Exercise objective >> From the records below, copy every line that contains the word "JSON".

Dataset rows >>
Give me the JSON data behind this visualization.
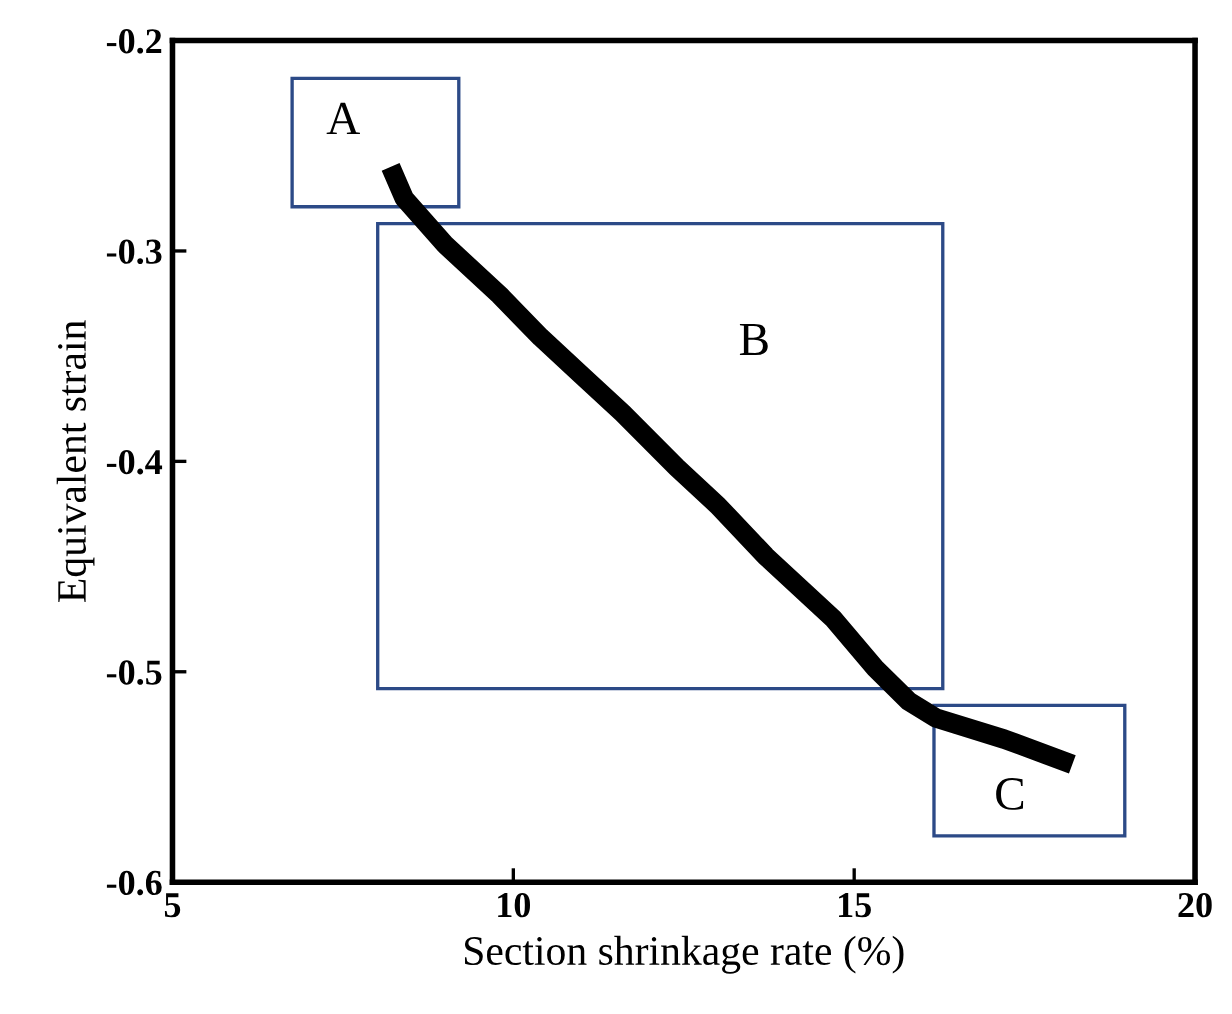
{
  "chart_data": {
    "type": "line",
    "xlabel": "Section shrinkage rate (%)",
    "ylabel": "Equivalent strain",
    "xlim": [
      5,
      20
    ],
    "xticks": [
      5,
      10,
      15,
      20
    ],
    "ylim": [
      -0.6,
      -0.2
    ],
    "yticks": [
      -0.6,
      -0.5,
      -0.4,
      -0.3,
      -0.2
    ],
    "grid": false,
    "legend": false,
    "series": [
      {
        "color": "#000000",
        "x": [
          8.2,
          8.4,
          9.0,
          9.8,
          10.4,
          11.0,
          11.6,
          12.4,
          13.0,
          13.7,
          14.7,
          15.3,
          15.8,
          16.2,
          17.2,
          18.2
        ],
        "values": [
          -0.26,
          -0.275,
          -0.297,
          -0.321,
          -0.341,
          -0.359,
          -0.377,
          -0.403,
          -0.421,
          -0.445,
          -0.475,
          -0.498,
          -0.514,
          -0.522,
          -0.532,
          -0.544
        ]
      }
    ],
    "annotations": [
      "A",
      "B",
      "C"
    ]
  }
}
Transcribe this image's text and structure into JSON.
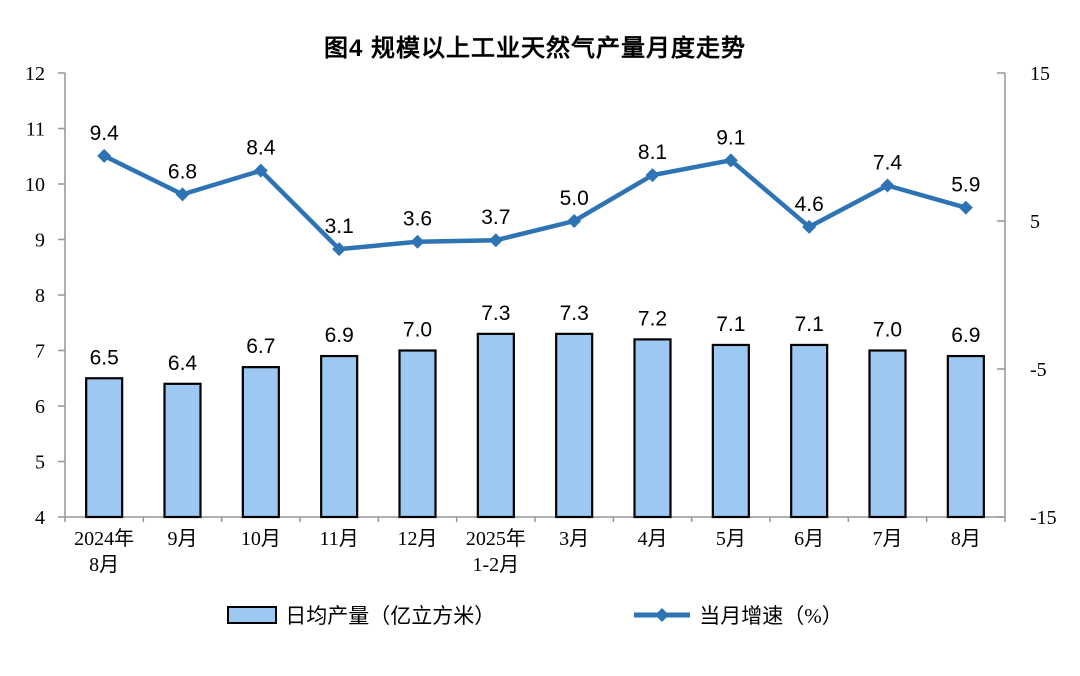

In response >>
Give me the JSON data behind this visualization.
Transcribe this image's text and structure into JSON.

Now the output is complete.